──────── Material provided ────────

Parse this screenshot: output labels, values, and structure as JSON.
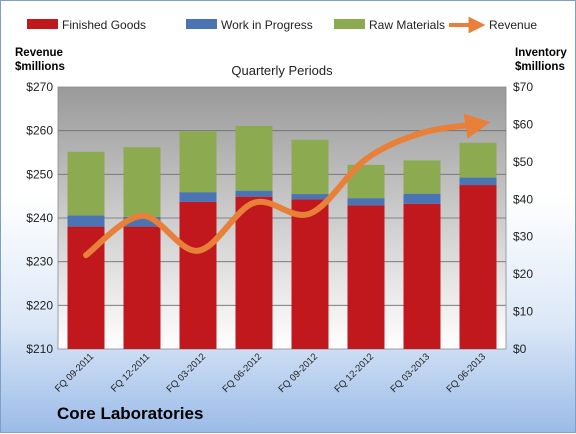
{
  "chart_data": {
    "type": "bar",
    "title": "Quarterly Periods",
    "left_axis_label": [
      "Revenue",
      "$millions"
    ],
    "right_axis_label": [
      "Inventory",
      "$millions"
    ],
    "left_ticks": [
      "$210",
      "$220",
      "$230",
      "$240",
      "$250",
      "$260",
      "$270"
    ],
    "right_ticks": [
      "$0",
      "$10",
      "$20",
      "$30",
      "$40",
      "$50",
      "$60",
      "$70"
    ],
    "left_ylim": [
      210,
      270
    ],
    "right_ylim": [
      0,
      70
    ],
    "categories": [
      "FQ 09-2011",
      "FQ 12-2011",
      "FQ 03-2012",
      "FQ 06-2012",
      "FQ 09-2012",
      "FQ 12-2012",
      "FQ 03-2013",
      "FQ 06-2013"
    ],
    "legend_position": "top",
    "series": [
      {
        "name": "Finished Goods",
        "type": "stacked-bar",
        "axis": "right",
        "color": "#c0181c",
        "values": [
          32.7,
          32.7,
          39.3,
          40.7,
          40.0,
          38.4,
          38.8,
          43.8
        ]
      },
      {
        "name": "Work in Progress",
        "type": "stacked-bar",
        "axis": "right",
        "color": "#4a74b4",
        "values": [
          3.0,
          2.6,
          2.6,
          1.6,
          1.4,
          1.9,
          2.7,
          2.0
        ]
      },
      {
        "name": "Raw Materials",
        "type": "stacked-bar",
        "axis": "right",
        "color": "#8cab50",
        "values": [
          17.0,
          18.6,
          16.3,
          17.3,
          14.5,
          8.9,
          8.9,
          9.3
        ]
      },
      {
        "name": "Revenue",
        "type": "line",
        "axis": "left",
        "color": "#e8803a",
        "values": [
          231.5,
          240.5,
          232.5,
          243.5,
          241.0,
          253.5,
          259.5,
          261.5
        ]
      }
    ],
    "brand": "Core Laboratories"
  }
}
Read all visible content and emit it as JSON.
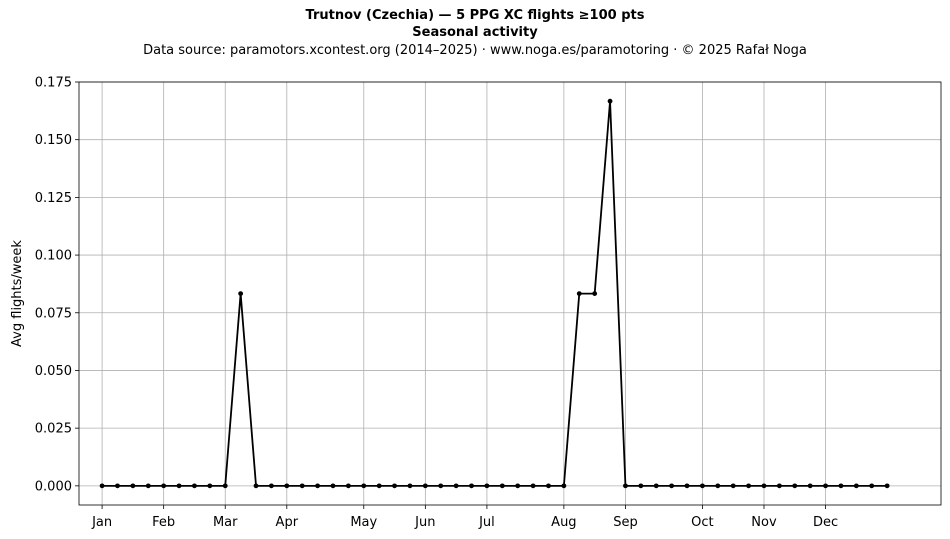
{
  "header": {
    "title": "Trutnov (Czechia)  —  5 PPG XC flights ≥100 pts",
    "subtitle": "Seasonal activity",
    "source": "Data source: paramotors.xcontest.org (2014–2025)  ·  www.noga.es/paramotoring  ·  © 2025 Rafał Noga"
  },
  "chart_data": {
    "type": "line",
    "title": "Trutnov (Czechia)  —  5 PPG XC flights ≥100 pts",
    "subtitle": "Seasonal activity",
    "xlabel": "",
    "ylabel": "Avg flights/week",
    "ylim": [
      -0.0083,
      0.175
    ],
    "xlim": [
      -1.5,
      54.5
    ],
    "grid": true,
    "color": "#000000",
    "yticks": [
      "0.000",
      "0.025",
      "0.050",
      "0.075",
      "0.100",
      "0.125",
      "0.150",
      "0.175"
    ],
    "month_ticks": [
      {
        "label": "Jan",
        "week": 0
      },
      {
        "label": "Feb",
        "week": 4
      },
      {
        "label": "Mar",
        "week": 8
      },
      {
        "label": "Apr",
        "week": 12
      },
      {
        "label": "May",
        "week": 17
      },
      {
        "label": "Jun",
        "week": 21
      },
      {
        "label": "Jul",
        "week": 25
      },
      {
        "label": "Aug",
        "week": 30
      },
      {
        "label": "Sep",
        "week": 34
      },
      {
        "label": "Oct",
        "week": 39
      },
      {
        "label": "Nov",
        "week": 43
      },
      {
        "label": "Dec",
        "week": 47
      }
    ],
    "series": [
      {
        "values": [
          0,
          0,
          0,
          0,
          0,
          0,
          0,
          0,
          0,
          0.0833,
          0,
          0,
          0,
          0,
          0,
          0,
          0,
          0,
          0,
          0,
          0,
          0,
          0,
          0,
          0,
          0,
          0,
          0,
          0,
          0,
          0,
          0.0833,
          0.0833,
          0.1667,
          0,
          0,
          0,
          0,
          0,
          0,
          0,
          0,
          0,
          0,
          0,
          0,
          0,
          0,
          0,
          0,
          0,
          0
        ]
      }
    ]
  }
}
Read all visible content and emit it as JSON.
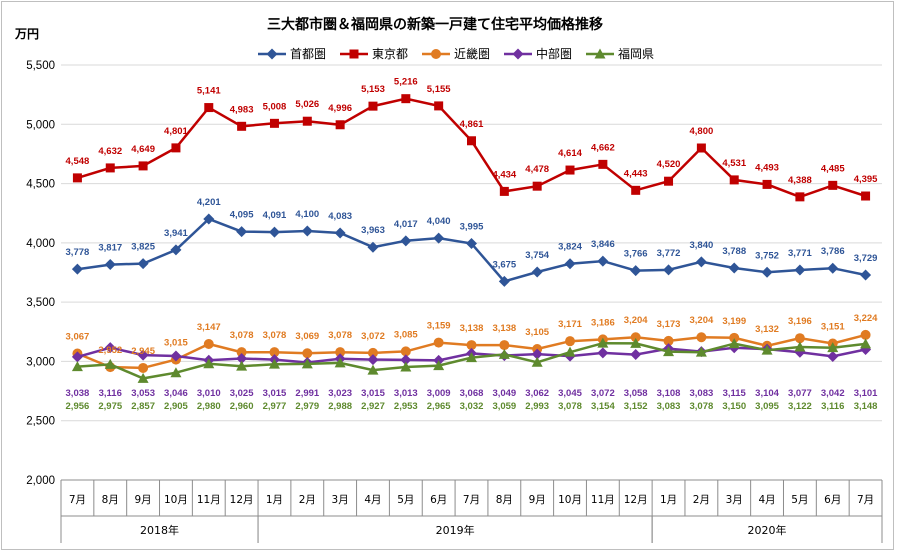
{
  "chart_data": {
    "type": "line",
    "title": "三大都市圏＆福岡県の新築一戸建て住宅平均価格推移",
    "ylabel": "万円",
    "xlabel": "",
    "ylim": [
      2000,
      5500
    ],
    "yticks": [
      "2,000",
      "2,500",
      "3,000",
      "3,500",
      "4,000",
      "4,500",
      "5,000",
      "5,500"
    ],
    "ytick_values": [
      2000,
      2500,
      3000,
      3500,
      4000,
      4500,
      5000,
      5500
    ],
    "grid": "horizontal",
    "legend_position": "top",
    "categories": [
      "7月",
      "8月",
      "9月",
      "10月",
      "11月",
      "12月",
      "1月",
      "2月",
      "3月",
      "4月",
      "5月",
      "6月",
      "7月",
      "8月",
      "9月",
      "10月",
      "11月",
      "12月",
      "1月",
      "2月",
      "3月",
      "4月",
      "5月",
      "6月",
      "7月"
    ],
    "year_groups": [
      {
        "label": "2018年",
        "count": 6
      },
      {
        "label": "2019年",
        "count": 12
      },
      {
        "label": "2020年",
        "count": 7
      }
    ],
    "series": [
      {
        "name": "首都圏",
        "color": "#2f5597",
        "marker": "diamond",
        "values": [
          3778,
          3817,
          3825,
          3941,
          4201,
          4095,
          4091,
          4100,
          4083,
          3963,
          4017,
          4040,
          3995,
          3675,
          3754,
          3824,
          3846,
          3766,
          3772,
          3840,
          3788,
          3752,
          3771,
          3786,
          3729
        ],
        "labels": [
          "3,778",
          "3,817",
          "3,825",
          "3,941",
          "4,201",
          "4,095",
          "4,091",
          "4,100",
          "4,083",
          "3,963",
          "4,017",
          "4,040",
          "3,995",
          "3,675",
          "3,754",
          "3,824",
          "3,846",
          "3,766",
          "3,772",
          "3,840",
          "3,788",
          "3,752",
          "3,771",
          "3,786",
          "3,729"
        ]
      },
      {
        "name": "東京都",
        "color": "#c00000",
        "marker": "square",
        "values": [
          4548,
          4632,
          4649,
          4801,
          5141,
          4983,
          5008,
          5026,
          4996,
          5153,
          5216,
          5155,
          4861,
          4434,
          4478,
          4614,
          4662,
          4443,
          4520,
          4800,
          4531,
          4493,
          4388,
          4485,
          4395
        ],
        "labels": [
          "4,548",
          "4,632",
          "4,649",
          "4,801",
          "5,141",
          "4,983",
          "5,008",
          "5,026",
          "4,996",
          "5,153",
          "5,216",
          "5,155",
          "4,861",
          "4,434",
          "4,478",
          "4,614",
          "4,662",
          "4,443",
          "4,520",
          "4,800",
          "4,531",
          "4,493",
          "4,388",
          "4,485",
          "4,395"
        ]
      },
      {
        "name": "近畿圏",
        "color": "#e07b22",
        "marker": "circle",
        "values": [
          3067,
          2952,
          2945,
          3015,
          3147,
          3078,
          3078,
          3069,
          3078,
          3072,
          3085,
          3159,
          3138,
          3138,
          3105,
          3171,
          3186,
          3204,
          3173,
          3204,
          3199,
          3132,
          3196,
          3151,
          3224
        ],
        "labels": [
          "3,067",
          "2,952",
          "2,945",
          "3,015",
          "3,147",
          "3,078",
          "3,078",
          "3,069",
          "3,078",
          "3,072",
          "3,085",
          "3,159",
          "3,138",
          "3,138",
          "3,105",
          "3,171",
          "3,186",
          "3,204",
          "3,173",
          "3,204",
          "3,199",
          "3,132",
          "3,196",
          "3,151",
          "3,224"
        ]
      },
      {
        "name": "中部圏",
        "color": "#7030a0",
        "marker": "diamond",
        "values": [
          3038,
          3116,
          3053,
          3046,
          3010,
          3025,
          3015,
          2991,
          3023,
          3015,
          3013,
          3009,
          3068,
          3049,
          3062,
          3045,
          3072,
          3058,
          3108,
          3083,
          3115,
          3104,
          3077,
          3042,
          3101
        ],
        "labels": [
          "3,038",
          "3,116",
          "3,053",
          "3,046",
          "3,010",
          "3,025",
          "3,015",
          "2,991",
          "3,023",
          "3,015",
          "3,013",
          "3,009",
          "3,068",
          "3,049",
          "3,062",
          "3,045",
          "3,072",
          "3,058",
          "3,108",
          "3,083",
          "3,115",
          "3,104",
          "3,077",
          "3,042",
          "3,101"
        ]
      },
      {
        "name": "福岡県",
        "color": "#5e8a2e",
        "marker": "triangle",
        "values": [
          2956,
          2975,
          2857,
          2905,
          2980,
          2960,
          2977,
          2979,
          2988,
          2927,
          2953,
          2965,
          3032,
          3059,
          2993,
          3078,
          3154,
          3152,
          3083,
          3078,
          3150,
          3095,
          3122,
          3116,
          3148
        ],
        "labels": [
          "2,956",
          "2,975",
          "2,857",
          "2,905",
          "2,980",
          "2,960",
          "2,977",
          "2,979",
          "2,988",
          "2,927",
          "2,953",
          "2,965",
          "3,032",
          "3,059",
          "2,993",
          "3,078",
          "3,154",
          "3,152",
          "3,083",
          "3,078",
          "3,150",
          "3,095",
          "3,122",
          "3,116",
          "3,148"
        ]
      }
    ]
  }
}
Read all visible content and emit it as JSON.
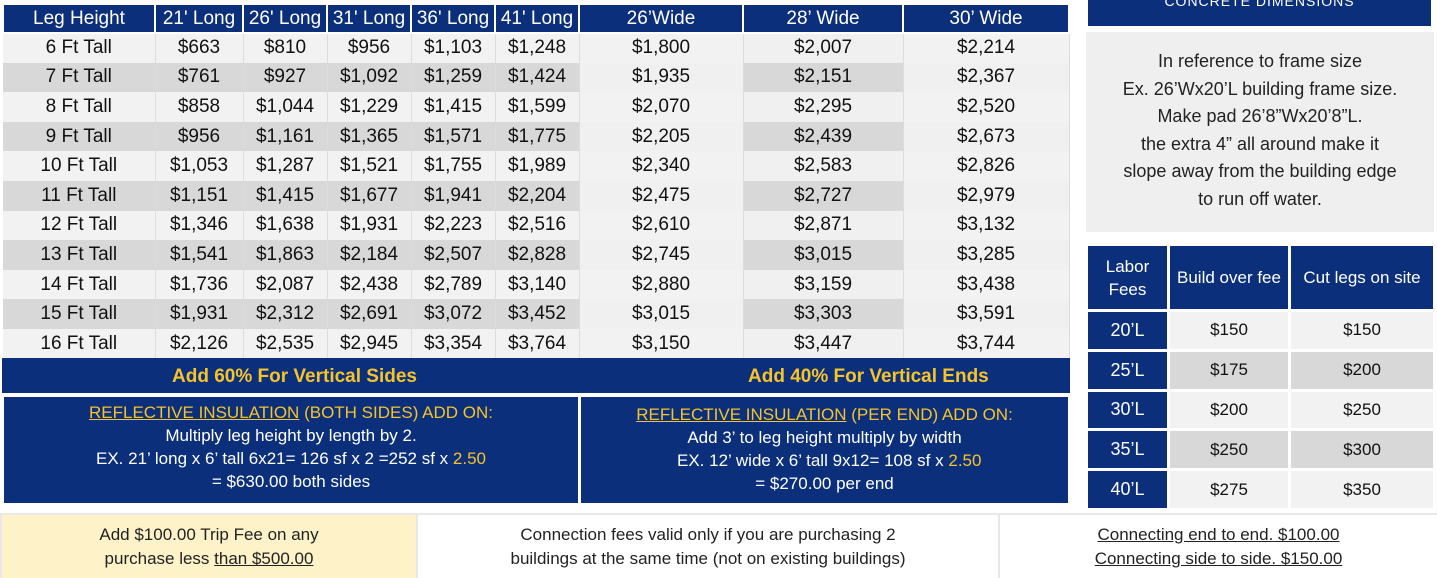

────────

Task brief: Filter the records for lines holding the string "name". Copy each one.

Result below:
        "name": "Finished Goods",
        "name": "Work in Progress",
        "name": "Raw Materials",
        "name": "Revenue",
        "name": "首都圏",
        "name": "東京都",
        "name": "近畿圏",
        "name": "中部圏",
        "name": "福岡県",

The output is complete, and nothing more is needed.